## Task details
In the listing below, copy every line from the one containing "5: [422, 25, 429, 28]" up to and including the one containing "5: [41, 198, 49, 201]", with no changes.

## Dataset entries
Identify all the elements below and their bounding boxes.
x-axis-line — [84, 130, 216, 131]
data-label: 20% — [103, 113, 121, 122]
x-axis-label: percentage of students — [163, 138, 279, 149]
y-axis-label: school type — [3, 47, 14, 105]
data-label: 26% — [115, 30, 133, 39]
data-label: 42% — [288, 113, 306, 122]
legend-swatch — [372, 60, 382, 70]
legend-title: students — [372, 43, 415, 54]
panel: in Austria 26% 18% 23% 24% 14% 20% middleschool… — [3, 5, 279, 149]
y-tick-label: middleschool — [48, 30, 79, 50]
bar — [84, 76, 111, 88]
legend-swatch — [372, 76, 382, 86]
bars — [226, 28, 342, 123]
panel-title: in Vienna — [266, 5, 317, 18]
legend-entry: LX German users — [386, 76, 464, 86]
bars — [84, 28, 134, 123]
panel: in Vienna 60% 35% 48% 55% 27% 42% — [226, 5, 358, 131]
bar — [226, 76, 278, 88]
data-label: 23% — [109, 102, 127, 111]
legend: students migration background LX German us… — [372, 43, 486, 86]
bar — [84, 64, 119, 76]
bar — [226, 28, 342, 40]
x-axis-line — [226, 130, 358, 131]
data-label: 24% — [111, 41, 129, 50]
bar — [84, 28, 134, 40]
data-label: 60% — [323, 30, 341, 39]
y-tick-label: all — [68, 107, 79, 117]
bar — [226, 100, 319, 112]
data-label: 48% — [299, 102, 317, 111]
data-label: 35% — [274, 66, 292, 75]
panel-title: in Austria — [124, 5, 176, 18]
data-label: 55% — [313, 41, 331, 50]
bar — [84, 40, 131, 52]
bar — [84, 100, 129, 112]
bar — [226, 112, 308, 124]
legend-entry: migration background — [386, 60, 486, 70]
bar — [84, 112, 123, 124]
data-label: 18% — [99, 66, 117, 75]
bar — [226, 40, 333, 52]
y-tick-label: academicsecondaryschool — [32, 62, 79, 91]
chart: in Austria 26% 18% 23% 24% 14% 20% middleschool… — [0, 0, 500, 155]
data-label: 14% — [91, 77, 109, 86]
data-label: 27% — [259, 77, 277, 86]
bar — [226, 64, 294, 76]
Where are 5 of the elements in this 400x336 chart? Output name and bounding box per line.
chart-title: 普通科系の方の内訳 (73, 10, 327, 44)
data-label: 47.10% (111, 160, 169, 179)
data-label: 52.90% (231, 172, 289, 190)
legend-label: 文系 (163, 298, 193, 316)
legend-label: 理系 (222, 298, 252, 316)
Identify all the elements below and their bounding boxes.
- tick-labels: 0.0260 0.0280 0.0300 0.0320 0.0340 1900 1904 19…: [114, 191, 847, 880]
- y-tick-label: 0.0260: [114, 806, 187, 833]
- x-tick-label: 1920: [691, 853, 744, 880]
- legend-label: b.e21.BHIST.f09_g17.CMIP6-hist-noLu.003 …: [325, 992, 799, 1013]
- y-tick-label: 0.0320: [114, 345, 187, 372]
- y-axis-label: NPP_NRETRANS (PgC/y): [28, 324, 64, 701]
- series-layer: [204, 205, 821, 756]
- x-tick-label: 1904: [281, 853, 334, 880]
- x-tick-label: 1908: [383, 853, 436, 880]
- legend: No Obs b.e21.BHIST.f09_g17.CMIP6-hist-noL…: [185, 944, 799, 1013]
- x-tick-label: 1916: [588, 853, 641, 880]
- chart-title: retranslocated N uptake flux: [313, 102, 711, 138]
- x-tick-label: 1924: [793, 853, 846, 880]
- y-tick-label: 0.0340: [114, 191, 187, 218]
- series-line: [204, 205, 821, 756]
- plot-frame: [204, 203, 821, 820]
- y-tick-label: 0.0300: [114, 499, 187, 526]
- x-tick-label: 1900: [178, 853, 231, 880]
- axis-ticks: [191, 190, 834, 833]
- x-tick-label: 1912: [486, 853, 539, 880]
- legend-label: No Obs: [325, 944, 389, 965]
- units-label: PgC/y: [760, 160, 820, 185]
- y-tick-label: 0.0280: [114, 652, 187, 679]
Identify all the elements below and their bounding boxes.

...

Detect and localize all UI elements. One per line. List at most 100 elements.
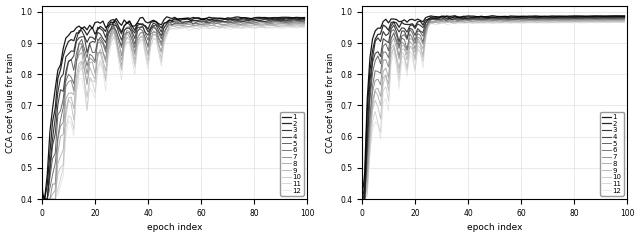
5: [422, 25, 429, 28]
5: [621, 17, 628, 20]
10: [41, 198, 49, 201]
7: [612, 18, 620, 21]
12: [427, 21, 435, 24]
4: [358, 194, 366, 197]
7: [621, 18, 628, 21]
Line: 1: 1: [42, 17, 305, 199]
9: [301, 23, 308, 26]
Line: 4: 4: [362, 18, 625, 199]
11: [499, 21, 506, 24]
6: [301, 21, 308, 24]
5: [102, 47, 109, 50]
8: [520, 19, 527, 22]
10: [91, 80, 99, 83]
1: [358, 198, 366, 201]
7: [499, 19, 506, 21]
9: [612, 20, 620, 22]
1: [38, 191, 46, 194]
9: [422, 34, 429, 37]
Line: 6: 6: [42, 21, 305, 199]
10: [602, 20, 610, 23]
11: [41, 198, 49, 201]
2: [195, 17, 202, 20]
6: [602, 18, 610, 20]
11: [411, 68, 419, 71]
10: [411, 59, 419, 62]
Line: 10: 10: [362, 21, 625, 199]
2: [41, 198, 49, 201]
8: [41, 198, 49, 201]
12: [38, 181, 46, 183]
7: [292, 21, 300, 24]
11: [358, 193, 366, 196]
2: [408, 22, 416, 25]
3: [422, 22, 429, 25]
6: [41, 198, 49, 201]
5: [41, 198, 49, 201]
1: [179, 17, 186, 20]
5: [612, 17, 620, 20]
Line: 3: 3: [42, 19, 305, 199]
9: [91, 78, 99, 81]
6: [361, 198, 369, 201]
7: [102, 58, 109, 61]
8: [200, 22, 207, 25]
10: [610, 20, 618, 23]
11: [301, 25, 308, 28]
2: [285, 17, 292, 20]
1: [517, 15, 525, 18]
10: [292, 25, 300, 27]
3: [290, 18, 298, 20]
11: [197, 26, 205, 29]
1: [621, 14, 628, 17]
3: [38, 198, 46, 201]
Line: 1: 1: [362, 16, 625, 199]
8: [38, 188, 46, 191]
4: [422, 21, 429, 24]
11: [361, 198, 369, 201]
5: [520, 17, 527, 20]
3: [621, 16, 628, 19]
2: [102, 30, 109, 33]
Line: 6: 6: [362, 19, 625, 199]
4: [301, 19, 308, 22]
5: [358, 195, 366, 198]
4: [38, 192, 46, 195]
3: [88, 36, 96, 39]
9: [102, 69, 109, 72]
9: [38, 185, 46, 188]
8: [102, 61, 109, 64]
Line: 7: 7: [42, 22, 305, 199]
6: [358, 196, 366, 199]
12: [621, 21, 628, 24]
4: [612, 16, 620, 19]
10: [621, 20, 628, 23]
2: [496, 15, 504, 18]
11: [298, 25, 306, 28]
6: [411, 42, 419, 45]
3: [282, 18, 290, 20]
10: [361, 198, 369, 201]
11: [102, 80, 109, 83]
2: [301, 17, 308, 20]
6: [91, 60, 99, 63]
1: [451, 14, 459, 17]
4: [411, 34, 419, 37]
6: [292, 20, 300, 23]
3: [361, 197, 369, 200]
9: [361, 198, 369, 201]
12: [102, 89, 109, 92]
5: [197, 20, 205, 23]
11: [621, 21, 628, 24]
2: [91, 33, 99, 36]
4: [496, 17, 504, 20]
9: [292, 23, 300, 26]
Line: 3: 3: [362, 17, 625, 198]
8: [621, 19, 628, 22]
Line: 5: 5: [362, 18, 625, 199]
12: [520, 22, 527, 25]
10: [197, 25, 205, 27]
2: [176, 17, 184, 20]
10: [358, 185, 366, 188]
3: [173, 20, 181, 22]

## Solution to this exercise
5: [422, 25, 429, 28]
5: [621, 17, 628, 20]
10: [41, 198, 49, 201]
7: [612, 18, 620, 21]
12: [427, 21, 435, 24]
4: [358, 194, 366, 197]
7: [621, 18, 628, 21]
Line: 1: 1: [42, 17, 305, 199]
9: [301, 23, 308, 26]
Line: 4: 4: [362, 18, 625, 199]
11: [499, 21, 506, 24]
6: [301, 21, 308, 24]
5: [102, 47, 109, 50]
8: [520, 19, 527, 22]
10: [91, 80, 99, 83]
1: [358, 198, 366, 201]
7: [499, 19, 506, 21]
9: [612, 20, 620, 22]
1: [38, 191, 46, 194]
9: [422, 34, 429, 37]
Line: 6: 6: [42, 21, 305, 199]
10: [602, 20, 610, 23]
11: [41, 198, 49, 201]
2: [195, 17, 202, 20]
6: [602, 18, 610, 20]
11: [411, 68, 419, 71]
10: [411, 59, 419, 62]
Line: 10: 10: [362, 21, 625, 199]
2: [41, 198, 49, 201]
8: [41, 198, 49, 201]
12: [38, 181, 46, 183]
7: [292, 21, 300, 24]
11: [358, 193, 366, 196]
2: [408, 22, 416, 25]
3: [422, 22, 429, 25]
6: [41, 198, 49, 201]
5: [41, 198, 49, 201]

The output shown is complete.